Zet de regels vanaf het begin van de records tot en met de regel met "stock-code-label-mid: Enter extract" in een genummerde lijst. Laat lege regels weg.

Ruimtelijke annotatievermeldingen
○ ○ ○ ○ ○ ○ ○
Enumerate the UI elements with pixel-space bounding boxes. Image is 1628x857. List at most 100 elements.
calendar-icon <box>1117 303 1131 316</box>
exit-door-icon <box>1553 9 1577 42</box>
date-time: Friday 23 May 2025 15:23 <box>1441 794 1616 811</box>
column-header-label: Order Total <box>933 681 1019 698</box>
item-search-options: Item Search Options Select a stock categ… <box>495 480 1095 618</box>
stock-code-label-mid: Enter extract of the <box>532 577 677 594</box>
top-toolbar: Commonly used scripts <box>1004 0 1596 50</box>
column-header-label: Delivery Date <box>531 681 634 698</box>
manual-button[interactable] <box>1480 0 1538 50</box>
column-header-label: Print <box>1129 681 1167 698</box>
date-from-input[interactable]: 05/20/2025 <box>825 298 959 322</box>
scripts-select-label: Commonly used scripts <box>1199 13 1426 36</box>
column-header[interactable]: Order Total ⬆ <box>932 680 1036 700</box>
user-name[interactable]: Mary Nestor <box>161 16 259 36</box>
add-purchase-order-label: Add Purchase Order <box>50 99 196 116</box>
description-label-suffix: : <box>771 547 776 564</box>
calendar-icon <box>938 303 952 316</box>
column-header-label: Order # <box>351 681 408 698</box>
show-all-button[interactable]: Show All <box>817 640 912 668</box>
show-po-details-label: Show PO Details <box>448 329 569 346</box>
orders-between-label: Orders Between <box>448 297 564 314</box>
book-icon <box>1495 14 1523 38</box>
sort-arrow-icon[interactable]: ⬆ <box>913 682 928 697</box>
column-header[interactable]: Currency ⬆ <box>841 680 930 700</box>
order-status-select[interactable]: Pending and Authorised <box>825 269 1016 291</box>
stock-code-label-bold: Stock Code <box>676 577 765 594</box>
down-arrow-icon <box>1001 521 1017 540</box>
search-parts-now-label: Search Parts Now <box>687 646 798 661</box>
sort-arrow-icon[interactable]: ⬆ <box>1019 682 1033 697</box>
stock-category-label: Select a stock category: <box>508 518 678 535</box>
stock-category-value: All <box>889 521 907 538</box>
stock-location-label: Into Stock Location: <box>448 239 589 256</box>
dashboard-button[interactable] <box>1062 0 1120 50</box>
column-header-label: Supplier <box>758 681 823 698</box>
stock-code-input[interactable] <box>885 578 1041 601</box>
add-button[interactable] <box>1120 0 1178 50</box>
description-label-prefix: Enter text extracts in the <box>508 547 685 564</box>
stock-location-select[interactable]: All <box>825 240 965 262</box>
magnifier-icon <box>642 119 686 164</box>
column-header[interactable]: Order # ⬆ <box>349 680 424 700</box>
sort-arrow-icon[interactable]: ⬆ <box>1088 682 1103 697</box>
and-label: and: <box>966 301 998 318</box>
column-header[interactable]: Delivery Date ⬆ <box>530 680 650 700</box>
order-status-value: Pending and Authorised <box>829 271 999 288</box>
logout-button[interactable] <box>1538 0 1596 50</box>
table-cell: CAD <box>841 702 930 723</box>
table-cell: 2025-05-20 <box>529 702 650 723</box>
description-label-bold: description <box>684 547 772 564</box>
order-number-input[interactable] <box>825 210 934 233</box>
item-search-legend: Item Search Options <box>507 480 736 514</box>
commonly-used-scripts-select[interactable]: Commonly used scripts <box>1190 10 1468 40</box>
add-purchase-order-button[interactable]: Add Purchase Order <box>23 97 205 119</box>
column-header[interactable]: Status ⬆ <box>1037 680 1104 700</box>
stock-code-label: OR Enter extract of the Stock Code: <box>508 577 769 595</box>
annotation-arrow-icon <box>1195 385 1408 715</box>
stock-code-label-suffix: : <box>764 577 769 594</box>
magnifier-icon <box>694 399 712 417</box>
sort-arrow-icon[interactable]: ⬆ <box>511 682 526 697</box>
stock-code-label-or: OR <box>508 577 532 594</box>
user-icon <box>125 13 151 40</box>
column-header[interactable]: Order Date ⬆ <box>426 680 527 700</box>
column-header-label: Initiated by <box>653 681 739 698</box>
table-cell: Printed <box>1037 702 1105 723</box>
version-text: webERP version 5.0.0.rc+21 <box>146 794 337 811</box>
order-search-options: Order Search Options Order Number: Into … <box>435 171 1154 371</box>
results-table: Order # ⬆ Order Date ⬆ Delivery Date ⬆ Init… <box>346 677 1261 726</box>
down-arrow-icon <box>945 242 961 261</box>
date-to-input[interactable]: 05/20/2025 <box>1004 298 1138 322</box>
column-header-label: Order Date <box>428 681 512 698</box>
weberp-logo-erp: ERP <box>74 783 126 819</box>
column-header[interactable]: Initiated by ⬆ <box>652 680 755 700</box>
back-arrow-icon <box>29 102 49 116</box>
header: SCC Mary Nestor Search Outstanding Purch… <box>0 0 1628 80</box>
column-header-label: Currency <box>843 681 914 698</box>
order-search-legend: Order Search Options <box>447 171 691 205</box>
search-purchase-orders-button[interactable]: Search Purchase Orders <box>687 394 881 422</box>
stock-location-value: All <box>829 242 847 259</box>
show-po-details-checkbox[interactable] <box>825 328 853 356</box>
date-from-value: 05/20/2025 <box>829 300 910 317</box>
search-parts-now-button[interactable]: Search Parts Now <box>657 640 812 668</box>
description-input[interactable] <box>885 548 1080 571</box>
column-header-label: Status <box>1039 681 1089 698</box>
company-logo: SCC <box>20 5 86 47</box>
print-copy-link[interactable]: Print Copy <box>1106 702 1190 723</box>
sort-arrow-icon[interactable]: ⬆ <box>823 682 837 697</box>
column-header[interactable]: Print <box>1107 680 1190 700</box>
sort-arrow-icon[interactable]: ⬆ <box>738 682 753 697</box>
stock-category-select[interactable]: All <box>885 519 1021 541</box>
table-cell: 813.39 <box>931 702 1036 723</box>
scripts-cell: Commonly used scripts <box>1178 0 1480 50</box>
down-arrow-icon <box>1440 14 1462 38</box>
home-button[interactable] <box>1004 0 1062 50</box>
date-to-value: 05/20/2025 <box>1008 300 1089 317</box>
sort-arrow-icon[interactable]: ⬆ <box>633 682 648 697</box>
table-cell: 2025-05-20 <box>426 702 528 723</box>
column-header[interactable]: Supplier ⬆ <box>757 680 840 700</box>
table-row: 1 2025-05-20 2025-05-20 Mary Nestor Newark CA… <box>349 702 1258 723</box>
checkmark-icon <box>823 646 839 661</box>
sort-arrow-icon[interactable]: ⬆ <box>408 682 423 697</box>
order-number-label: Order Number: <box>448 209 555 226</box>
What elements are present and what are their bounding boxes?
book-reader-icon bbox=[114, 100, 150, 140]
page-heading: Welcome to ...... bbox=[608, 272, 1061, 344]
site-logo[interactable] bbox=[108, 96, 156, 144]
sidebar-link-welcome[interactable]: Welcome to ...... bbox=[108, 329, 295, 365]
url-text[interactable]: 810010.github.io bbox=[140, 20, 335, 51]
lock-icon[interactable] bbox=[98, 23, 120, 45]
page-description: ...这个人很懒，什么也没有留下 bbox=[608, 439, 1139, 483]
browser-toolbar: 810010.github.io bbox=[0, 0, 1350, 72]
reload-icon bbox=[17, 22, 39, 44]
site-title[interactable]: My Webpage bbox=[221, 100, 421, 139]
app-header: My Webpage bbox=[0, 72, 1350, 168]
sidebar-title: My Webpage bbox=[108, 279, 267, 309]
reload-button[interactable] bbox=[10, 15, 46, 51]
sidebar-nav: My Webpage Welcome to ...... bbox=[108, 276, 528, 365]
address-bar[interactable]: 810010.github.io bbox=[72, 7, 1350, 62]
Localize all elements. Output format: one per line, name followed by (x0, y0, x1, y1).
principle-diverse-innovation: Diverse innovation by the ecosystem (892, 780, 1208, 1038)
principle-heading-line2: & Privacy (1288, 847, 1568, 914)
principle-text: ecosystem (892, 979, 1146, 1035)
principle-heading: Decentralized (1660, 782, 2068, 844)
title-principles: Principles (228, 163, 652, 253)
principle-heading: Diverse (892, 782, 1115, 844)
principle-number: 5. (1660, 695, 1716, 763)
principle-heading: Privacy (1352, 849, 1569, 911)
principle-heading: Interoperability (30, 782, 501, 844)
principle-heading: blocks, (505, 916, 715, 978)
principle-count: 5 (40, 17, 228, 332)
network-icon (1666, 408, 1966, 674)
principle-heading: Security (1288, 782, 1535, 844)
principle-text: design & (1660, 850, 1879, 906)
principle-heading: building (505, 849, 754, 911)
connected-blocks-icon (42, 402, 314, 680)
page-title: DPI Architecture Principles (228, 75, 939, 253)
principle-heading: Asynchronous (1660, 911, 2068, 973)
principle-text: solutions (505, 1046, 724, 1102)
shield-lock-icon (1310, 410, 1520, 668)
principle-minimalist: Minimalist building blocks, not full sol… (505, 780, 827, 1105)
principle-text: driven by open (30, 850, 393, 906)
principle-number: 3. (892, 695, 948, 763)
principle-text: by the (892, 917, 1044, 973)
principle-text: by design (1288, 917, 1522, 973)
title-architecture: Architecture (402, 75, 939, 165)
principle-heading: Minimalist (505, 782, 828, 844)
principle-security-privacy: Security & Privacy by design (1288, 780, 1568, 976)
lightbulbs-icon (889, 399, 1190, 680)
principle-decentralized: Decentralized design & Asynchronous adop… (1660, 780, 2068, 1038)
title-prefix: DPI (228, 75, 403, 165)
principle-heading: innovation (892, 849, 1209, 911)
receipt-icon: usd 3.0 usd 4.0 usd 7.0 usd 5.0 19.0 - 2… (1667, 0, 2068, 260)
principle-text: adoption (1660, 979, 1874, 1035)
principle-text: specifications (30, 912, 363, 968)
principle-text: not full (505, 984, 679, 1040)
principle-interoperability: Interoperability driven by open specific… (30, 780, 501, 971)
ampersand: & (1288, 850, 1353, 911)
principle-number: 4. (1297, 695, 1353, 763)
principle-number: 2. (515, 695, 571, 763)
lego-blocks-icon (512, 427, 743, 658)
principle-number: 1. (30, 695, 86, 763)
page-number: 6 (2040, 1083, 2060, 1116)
○ ○ ○ ○ ○ ○ ○
■ **Resultaat**:
1. Enumerate the UI elements with pixel-space bounding boxes. Image is 1628x857. List at most 100 elements.
2. calendar-icon <box>1117 303 1131 316</box>
3. exit-door-icon <box>1553 9 1577 42</box>
4. date-time: Friday 23 May 2025 15:23 <box>1441 794 1616 811</box>
5. column-header-label: Order Total <box>933 681 1019 698</box>
6. item-search-options: Item Search Options Select a stock categ… <box>495 480 1095 618</box>
7. stock-code-label-mid: Enter extract of the <box>532 577 677 594</box>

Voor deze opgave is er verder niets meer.